[TO-DO LIST]:
a. In the service status log below, turn the paragraph beginning "Our load balancers have a problem" into a short bulleted list that keeps its main facts.
b. Reproduce word for word the stretch of the service status log below from "Thursday, 18 December" through "world is offline.".

[SOURCE EXCERPT]:
— start —

Friday, 19 December 2008
MUC update successful
The MUC service for muc1.virtual-presence.org has been updated successfully and works fine.
MUC update
We're updating the muc1.virtual-presence.org service... while that most of the virtual world is offline for a few seconds.
Thursday, 18 December 2008
Points migration finished
The points migration has been finished but the Toplins page will stay offline for a few days.
Tuesday, 16 December 2008
MUC server issue
The muc1.virtual-presence.org server has a connection issue, so most of the virtual world is offline.
We're working on it.
We're working on it.
Wednesday, 10 December 2008
Points migration
At the moment we transfer the points to another code base so users may notice a difference between the points while the migration is running.
Tuesday, 9 December 2008
Load balancer problems
Our load balancers have a problem with too many connections. Our website is not available at the moment, so several services are unavailable too, like login, wousle, contact list etc.
We're working on it.

— end —

[DATA ROWS]:
— start —

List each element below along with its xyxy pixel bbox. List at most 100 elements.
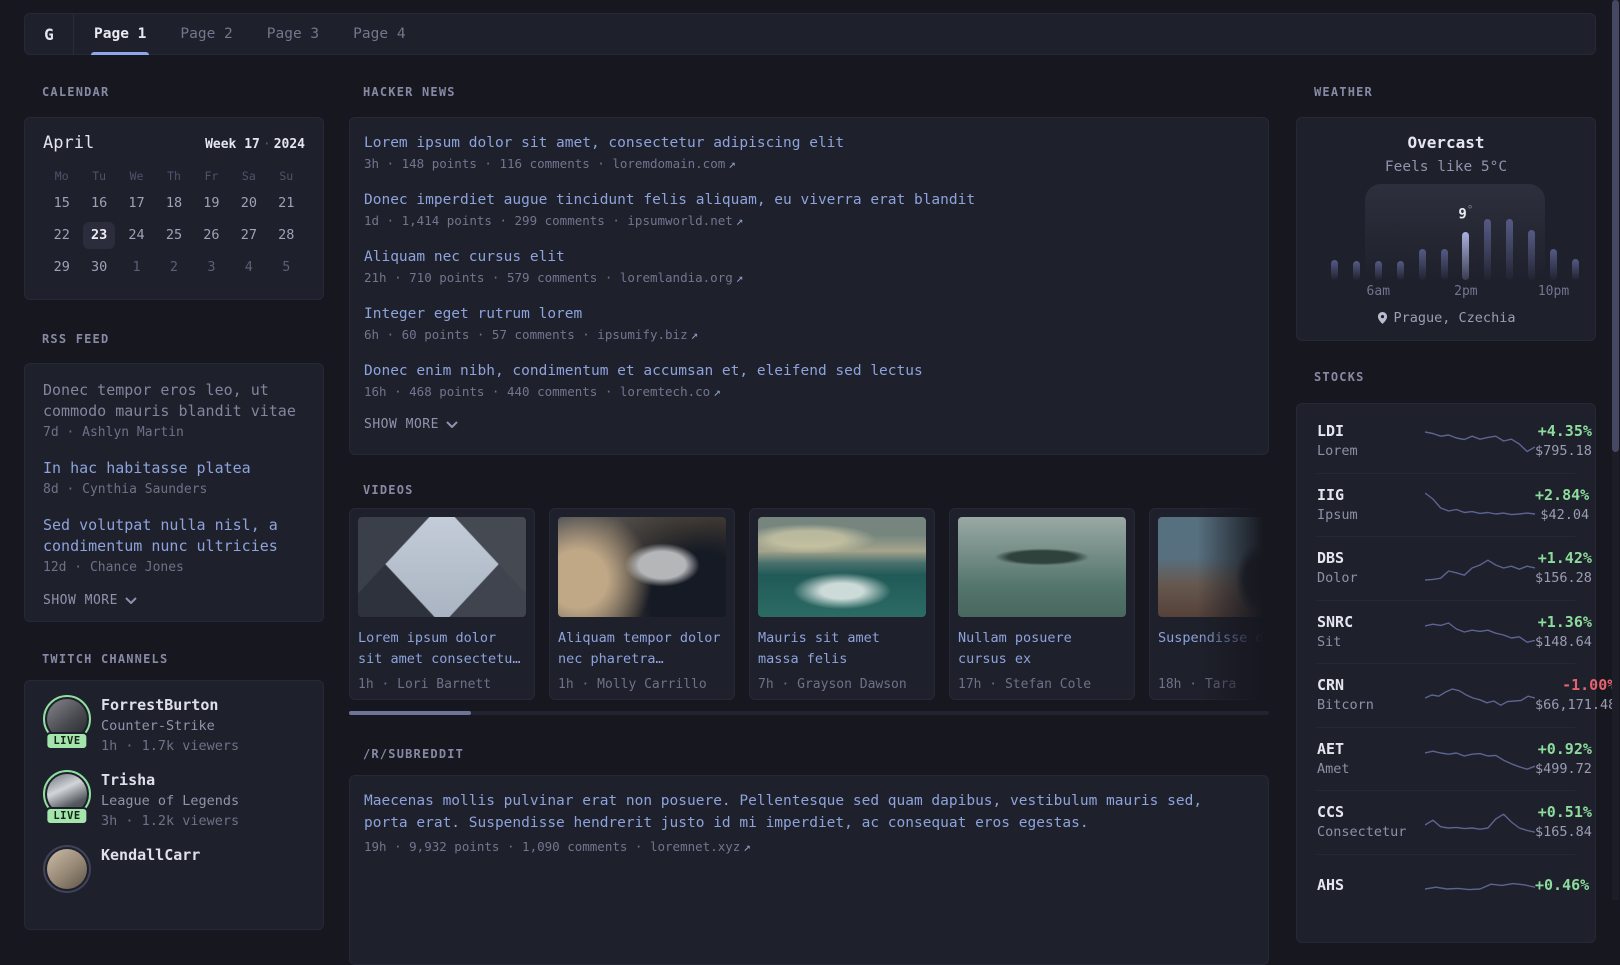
video-card[interactable]: Mauris sit amet massa felis 7h · Grayson… <box>749 508 935 700</box>
stock-name: Consectetur <box>1317 824 1407 841</box>
hn-story-title[interactable]: Lorem ipsum dolor sit amet, consectetur … <box>364 132 1254 154</box>
hn-story-title[interactable]: Donec enim nibh, condimentum et accumsan… <box>364 360 1254 382</box>
calendar-day: 26 <box>203 227 220 243</box>
weather-section-label: WEATHER <box>1314 85 1373 99</box>
daylight-highlight-zone <box>1365 184 1545 280</box>
weather-bar <box>1374 261 1382 280</box>
stock-name: Sit <box>1317 633 1342 650</box>
video-thumbnail[interactable] <box>1158 517 1269 617</box>
stock-sparkline <box>1425 750 1535 770</box>
calendar-grid: 15 16 17 18 19 20 21 22 23 24 25 26 27 28 29 30 1 2 3 4 5 <box>43 190 305 281</box>
stock-price: $156.28 <box>1535 570 1592 587</box>
calendar-day: 17 <box>128 195 145 211</box>
calendar-day: 21 <box>278 195 295 211</box>
hn-story-meta: 1d · 1,414 points · 299 comments · ipsum… <box>364 213 744 228</box>
video-thumbnail[interactable] <box>358 517 526 617</box>
calendar-day-name: Fr <box>204 169 219 183</box>
video-card[interactable]: Lorem ipsum dolor sit amet consectetu… 1… <box>349 508 535 700</box>
video-thumbnail[interactable] <box>758 517 926 617</box>
hn-story-title[interactable]: Integer eget rutrum lorem <box>364 303 1254 325</box>
reddit-post-title[interactable]: Maecenas mollis pulvinar erat non posuer… <box>364 791 1254 834</box>
channel-meta: 3h · 1.2k viewers <box>101 813 240 829</box>
rss-item-meta: 12d · Chance Jones <box>43 560 184 575</box>
rss-item-title[interactable]: Sed volutpat nulla nisl, a condimentum n… <box>43 515 305 557</box>
middle-column: HACKER NEWS Lorem ipsum dolor sit amet, … <box>349 0 1269 965</box>
weather-bar <box>1396 261 1404 280</box>
rss-item-title[interactable]: In hac habitasse platea <box>43 458 305 479</box>
page-scrollbar-thumb[interactable] <box>1612 0 1619 452</box>
external-link-icon: ↗ <box>713 384 721 399</box>
stock-row[interactable]: DBS Dolor +1.42% $156.28 <box>1317 536 1592 600</box>
carousel-scrollbar-track[interactable] <box>349 711 1269 715</box>
weather-condition: Overcast <box>1407 133 1485 152</box>
channel-name: ForrestBurton <box>101 696 219 714</box>
video-thumbnail[interactable] <box>558 517 726 617</box>
video-card[interactable]: Suspendisse diam 18h · Tara <box>1149 508 1269 700</box>
stock-sparkline <box>1425 431 1535 452</box>
video-title[interactable]: Aliquam tempor dolor nec pharetra… <box>558 628 726 670</box>
hn-show-more-button[interactable]: SHOW MORE <box>364 417 1254 432</box>
hn-story-title[interactable]: Aliquam nec cursus elit <box>364 246 1254 268</box>
stock-sparkline <box>1425 688 1535 707</box>
stock-row[interactable]: CCS Consectetur +0.51% $165.84 <box>1317 790 1592 854</box>
hn-story-domain[interactable]: loremtech.co <box>620 384 710 399</box>
rss-item-meta: 8d · Cynthia Saunders <box>43 482 208 497</box>
hn-story: Lorem ipsum dolor sit amet, consectetur … <box>364 132 1254 174</box>
video-title[interactable]: Lorem ipsum dolor sit amet consectetu… <box>358 628 526 670</box>
stock-sparkline <box>1425 492 1535 516</box>
stock-symbol: DBS <box>1317 549 1345 568</box>
video-card[interactable]: Nullam posuere cursus ex 17h · Stefan Co… <box>949 508 1135 700</box>
stock-name: Amet <box>1317 760 1350 777</box>
stock-change: +1.42% <box>1537 549 1592 568</box>
calendar-day-name: Tu <box>92 169 107 183</box>
twitch-channel-row[interactable]: LIVE ForrestBurton Counter-Strike 1h · 1… <box>43 695 305 756</box>
weather-bar <box>1440 249 1448 280</box>
carousel-scrollbar-thumb[interactable] <box>349 711 471 715</box>
hackernews-section-label: HACKER NEWS <box>363 85 456 99</box>
stock-row[interactable]: AHS +0.46% <box>1317 853 1589 918</box>
rss-show-more-button[interactable]: SHOW MORE <box>43 593 305 608</box>
twitch-channel-row[interactable]: LIVE Trisha League of Legends 3h · 1.2k … <box>43 770 305 831</box>
rss-section-label: RSS FEED <box>42 332 110 346</box>
stock-symbol: CRN <box>1317 676 1345 695</box>
calendar-day: 16 <box>90 195 108 211</box>
calendar-day-name: We <box>129 169 144 183</box>
stock-row[interactable]: AET Amet +0.92% $499.72 <box>1317 726 1592 791</box>
video-meta: 7h · Grayson Dawson <box>758 677 907 692</box>
stock-change: +0.92% <box>1537 739 1592 758</box>
video-title[interactable]: Suspendisse diam <box>1158 628 1269 670</box>
hn-story-meta: 21h · 710 points · 579 comments · loreml… <box>364 270 744 285</box>
hn-story-domain[interactable]: ipsumworld.net <box>627 213 732 228</box>
rss-item-title[interactable]: Donec tempor eros leo, ut commodo mauris… <box>43 380 305 422</box>
live-badge: LIVE <box>45 732 89 750</box>
subreddit-section-label: /R/SUBREDDIT <box>363 747 465 761</box>
weather-bar <box>1462 232 1470 280</box>
weather-bar <box>1418 249 1426 280</box>
video-card[interactable]: Aliquam tempor dolor nec pharetra… 1h · … <box>549 508 735 700</box>
rss-item-meta: 7d · Ashlyn Martin <box>43 425 184 440</box>
hn-story-domain[interactable]: loremdomain.com <box>612 156 725 171</box>
stock-row[interactable]: CRN Bitcorn -1.00% $66,171.48 <box>1317 663 1616 727</box>
twitch-channel-row[interactable]: KendallCarr <box>43 845 305 893</box>
hn-story-domain[interactable]: loremlandia.org <box>620 270 733 285</box>
video-title[interactable]: Nullam posuere cursus ex <box>958 628 1126 670</box>
stock-change: -1.00% <box>1562 676 1617 695</box>
stock-row[interactable]: LDI Lorem +4.35% $795.18 <box>1317 409 1592 473</box>
calendar-day: 18 <box>165 195 183 211</box>
stock-row[interactable]: IIG Ipsum +2.84% $42.04 <box>1317 472 1589 537</box>
reddit-post-domain[interactable]: loremnet.xyz <box>650 839 740 854</box>
videos-carousel: Lorem ipsum dolor sit amet consectetu… 1… <box>349 508 1269 700</box>
hn-story-domain[interactable]: ipsumify.biz <box>597 327 687 342</box>
stock-price: $499.72 <box>1535 760 1592 777</box>
calendar-day: 1 <box>132 259 141 275</box>
video-thumbnail[interactable] <box>958 517 1126 617</box>
hackernews-widget: Lorem ipsum dolor sit amet, consectetur … <box>349 117 1269 455</box>
stock-symbol: AHS <box>1317 876 1345 895</box>
video-title[interactable]: Mauris sit amet massa felis <box>758 628 926 670</box>
calendar-day: 29 <box>53 259 70 275</box>
weather-bar <box>1506 219 1514 280</box>
weather-chart: 9° <box>1313 184 1579 280</box>
hn-story-title[interactable]: Donec imperdiet augue tincidunt felis al… <box>364 189 1254 211</box>
stock-row[interactable]: SNRC Sit +1.36% $148.64 <box>1317 599 1592 664</box>
calendar-day: 4 <box>244 259 253 275</box>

— end —

[TASK RESPONSES]:
a.
- The load balancers have a problem with too many connections.
- The website is currently unavailable.
- Because of this, several services are also down, including login, wousle and the contact list.

b.
Thursday, 18 December 2008
Points migration finished
The points migration has been finished but the Toplins page will stay offline for a few days.
Tuesday, 16 December 2008
MUC server issue
The muc1.virtual-presence.org server has a connection issue, so most of the virtual world is offline.